Job:
Keep only the lines where "mains" appears.

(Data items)
----------------------------------------

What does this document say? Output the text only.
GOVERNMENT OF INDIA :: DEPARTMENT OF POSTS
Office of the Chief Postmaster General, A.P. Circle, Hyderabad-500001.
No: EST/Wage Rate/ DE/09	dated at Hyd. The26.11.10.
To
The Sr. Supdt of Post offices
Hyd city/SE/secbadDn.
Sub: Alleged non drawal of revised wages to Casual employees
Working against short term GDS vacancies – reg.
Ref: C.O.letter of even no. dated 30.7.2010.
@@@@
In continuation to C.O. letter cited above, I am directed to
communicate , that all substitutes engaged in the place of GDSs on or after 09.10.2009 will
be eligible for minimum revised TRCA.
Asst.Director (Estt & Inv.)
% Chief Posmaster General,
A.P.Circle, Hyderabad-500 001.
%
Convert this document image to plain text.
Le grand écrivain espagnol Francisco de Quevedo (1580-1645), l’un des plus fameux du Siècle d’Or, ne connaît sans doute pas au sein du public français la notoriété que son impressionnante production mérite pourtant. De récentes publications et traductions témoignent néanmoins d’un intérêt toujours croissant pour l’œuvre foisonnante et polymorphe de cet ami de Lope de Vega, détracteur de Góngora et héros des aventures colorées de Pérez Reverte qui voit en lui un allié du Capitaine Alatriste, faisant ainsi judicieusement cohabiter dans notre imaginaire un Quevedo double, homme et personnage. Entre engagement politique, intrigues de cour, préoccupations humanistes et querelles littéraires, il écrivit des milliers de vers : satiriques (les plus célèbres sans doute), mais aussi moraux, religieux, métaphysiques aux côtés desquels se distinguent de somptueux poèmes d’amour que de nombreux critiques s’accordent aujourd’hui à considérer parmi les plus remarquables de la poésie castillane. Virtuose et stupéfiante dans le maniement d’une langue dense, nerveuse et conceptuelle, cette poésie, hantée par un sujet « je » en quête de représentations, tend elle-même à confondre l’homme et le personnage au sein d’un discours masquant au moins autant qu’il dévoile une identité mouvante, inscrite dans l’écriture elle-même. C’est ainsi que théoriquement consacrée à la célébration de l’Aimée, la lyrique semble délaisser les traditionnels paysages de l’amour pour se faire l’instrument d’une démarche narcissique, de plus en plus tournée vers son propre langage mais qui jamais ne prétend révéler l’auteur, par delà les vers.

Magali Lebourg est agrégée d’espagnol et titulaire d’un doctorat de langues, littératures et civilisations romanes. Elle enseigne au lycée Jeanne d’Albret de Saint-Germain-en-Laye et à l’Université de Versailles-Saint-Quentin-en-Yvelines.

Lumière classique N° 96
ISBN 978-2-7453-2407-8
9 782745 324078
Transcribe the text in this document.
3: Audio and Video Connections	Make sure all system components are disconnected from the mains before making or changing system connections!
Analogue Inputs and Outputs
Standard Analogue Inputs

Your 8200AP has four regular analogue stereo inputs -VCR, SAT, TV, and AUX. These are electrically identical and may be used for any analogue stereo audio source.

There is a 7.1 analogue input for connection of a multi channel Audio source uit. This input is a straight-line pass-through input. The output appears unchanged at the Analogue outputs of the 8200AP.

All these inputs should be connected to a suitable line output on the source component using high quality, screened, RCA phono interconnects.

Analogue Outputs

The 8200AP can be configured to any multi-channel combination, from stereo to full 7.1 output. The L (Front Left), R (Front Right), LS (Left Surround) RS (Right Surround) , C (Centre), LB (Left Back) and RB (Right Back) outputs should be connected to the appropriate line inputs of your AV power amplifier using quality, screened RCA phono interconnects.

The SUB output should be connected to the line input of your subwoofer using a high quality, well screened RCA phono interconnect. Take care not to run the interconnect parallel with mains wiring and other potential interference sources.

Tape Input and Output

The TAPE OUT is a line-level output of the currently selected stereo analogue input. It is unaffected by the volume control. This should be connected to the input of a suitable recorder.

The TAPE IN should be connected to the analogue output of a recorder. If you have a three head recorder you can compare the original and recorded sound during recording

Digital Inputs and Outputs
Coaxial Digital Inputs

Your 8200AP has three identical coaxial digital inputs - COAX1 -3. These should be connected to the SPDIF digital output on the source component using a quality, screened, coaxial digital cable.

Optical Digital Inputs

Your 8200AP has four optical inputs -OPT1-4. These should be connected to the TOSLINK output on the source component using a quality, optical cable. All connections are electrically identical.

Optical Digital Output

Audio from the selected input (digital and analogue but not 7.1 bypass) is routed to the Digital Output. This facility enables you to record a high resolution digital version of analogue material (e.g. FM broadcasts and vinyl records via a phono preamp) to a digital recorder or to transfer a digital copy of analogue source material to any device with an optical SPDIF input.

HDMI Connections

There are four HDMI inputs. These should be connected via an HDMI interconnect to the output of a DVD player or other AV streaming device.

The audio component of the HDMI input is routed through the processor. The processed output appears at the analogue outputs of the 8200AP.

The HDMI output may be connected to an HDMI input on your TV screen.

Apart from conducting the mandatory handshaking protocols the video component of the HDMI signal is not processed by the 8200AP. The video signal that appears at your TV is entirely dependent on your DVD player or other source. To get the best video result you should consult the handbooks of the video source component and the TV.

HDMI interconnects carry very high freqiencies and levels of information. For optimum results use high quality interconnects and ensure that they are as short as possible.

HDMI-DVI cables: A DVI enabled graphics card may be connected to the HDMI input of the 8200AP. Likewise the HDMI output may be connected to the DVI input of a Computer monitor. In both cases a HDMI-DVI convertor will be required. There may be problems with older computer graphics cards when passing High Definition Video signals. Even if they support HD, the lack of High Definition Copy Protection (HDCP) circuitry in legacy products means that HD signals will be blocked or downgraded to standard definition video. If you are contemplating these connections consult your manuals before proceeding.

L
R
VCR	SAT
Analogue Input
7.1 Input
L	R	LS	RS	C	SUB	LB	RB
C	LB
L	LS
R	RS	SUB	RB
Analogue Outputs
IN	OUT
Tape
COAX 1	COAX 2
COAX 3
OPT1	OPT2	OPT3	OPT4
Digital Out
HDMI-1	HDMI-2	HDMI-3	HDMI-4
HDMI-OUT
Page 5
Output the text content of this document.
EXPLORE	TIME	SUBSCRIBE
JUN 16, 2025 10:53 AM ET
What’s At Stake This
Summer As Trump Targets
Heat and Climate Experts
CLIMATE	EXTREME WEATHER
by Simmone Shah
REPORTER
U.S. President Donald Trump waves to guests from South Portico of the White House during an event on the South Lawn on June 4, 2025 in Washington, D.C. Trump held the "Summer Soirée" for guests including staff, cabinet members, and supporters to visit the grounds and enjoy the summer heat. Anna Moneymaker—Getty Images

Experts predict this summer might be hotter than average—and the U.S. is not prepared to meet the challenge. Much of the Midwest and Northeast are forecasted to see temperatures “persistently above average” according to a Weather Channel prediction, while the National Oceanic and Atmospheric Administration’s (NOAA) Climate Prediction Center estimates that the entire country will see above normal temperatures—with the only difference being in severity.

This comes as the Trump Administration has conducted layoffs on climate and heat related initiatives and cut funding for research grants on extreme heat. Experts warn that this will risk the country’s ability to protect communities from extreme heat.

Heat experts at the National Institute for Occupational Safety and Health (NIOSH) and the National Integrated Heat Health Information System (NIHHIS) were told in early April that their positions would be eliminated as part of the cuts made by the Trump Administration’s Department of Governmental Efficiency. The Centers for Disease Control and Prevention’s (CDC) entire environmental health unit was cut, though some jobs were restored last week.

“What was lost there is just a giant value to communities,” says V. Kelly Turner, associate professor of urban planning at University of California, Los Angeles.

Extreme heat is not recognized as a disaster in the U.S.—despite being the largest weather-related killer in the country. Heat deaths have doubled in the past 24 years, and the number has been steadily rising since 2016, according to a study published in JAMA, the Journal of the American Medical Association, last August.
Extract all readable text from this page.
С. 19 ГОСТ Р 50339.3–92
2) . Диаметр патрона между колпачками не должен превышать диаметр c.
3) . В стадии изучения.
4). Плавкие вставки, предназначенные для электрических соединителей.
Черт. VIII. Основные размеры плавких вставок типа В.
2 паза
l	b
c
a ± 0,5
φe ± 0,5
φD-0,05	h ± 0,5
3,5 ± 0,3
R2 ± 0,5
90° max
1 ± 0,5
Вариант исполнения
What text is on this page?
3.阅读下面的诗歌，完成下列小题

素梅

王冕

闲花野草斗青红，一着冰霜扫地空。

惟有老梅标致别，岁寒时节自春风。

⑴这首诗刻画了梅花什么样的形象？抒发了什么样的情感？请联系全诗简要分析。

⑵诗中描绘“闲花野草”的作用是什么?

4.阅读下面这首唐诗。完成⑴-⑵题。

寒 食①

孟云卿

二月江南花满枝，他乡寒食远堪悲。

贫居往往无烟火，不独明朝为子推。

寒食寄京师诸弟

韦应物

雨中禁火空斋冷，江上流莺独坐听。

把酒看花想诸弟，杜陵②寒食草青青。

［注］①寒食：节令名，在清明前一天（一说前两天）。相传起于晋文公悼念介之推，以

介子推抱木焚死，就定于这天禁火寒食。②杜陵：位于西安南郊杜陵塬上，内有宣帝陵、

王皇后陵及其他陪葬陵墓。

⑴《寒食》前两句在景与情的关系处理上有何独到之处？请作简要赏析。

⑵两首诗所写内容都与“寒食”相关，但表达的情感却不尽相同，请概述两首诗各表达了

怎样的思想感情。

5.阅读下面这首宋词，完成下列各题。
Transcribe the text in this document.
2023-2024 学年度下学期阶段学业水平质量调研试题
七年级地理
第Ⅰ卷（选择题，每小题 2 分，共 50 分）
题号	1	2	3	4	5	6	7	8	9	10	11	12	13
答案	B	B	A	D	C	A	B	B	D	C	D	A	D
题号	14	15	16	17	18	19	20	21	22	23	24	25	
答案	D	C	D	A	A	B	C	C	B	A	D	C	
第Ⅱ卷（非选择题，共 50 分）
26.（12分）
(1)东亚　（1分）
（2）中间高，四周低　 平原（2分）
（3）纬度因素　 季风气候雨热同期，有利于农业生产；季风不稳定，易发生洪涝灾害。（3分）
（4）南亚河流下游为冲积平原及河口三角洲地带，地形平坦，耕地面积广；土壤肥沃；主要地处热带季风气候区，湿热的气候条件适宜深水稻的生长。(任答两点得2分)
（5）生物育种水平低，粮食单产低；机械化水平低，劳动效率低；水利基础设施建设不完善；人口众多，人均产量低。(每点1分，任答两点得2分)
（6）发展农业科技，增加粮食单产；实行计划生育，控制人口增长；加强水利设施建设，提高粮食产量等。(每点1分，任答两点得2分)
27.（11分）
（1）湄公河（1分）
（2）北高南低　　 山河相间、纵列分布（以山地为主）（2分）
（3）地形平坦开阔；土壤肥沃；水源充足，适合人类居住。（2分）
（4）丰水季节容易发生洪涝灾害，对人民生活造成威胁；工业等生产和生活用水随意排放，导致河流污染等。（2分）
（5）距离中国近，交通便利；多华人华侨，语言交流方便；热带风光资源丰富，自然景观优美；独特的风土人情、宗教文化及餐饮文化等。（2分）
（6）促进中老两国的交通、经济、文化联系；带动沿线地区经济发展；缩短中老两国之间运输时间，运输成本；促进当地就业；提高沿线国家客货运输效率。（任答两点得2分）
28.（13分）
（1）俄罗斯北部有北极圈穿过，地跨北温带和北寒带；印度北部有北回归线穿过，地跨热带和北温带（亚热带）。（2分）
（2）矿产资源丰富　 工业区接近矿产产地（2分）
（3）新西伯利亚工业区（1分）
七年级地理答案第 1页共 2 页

----------------------------------------

Result for this task:
3: Audio and Video Connections	Make sure all system components are disconnected from the mains before making or changing system connections!
The SUB output should be connected to the line input of your subwoofer using a high quality, well screened RCA phono interconnect. Take care not to run the interconnect parallel with mains wiring and other potential interference sources.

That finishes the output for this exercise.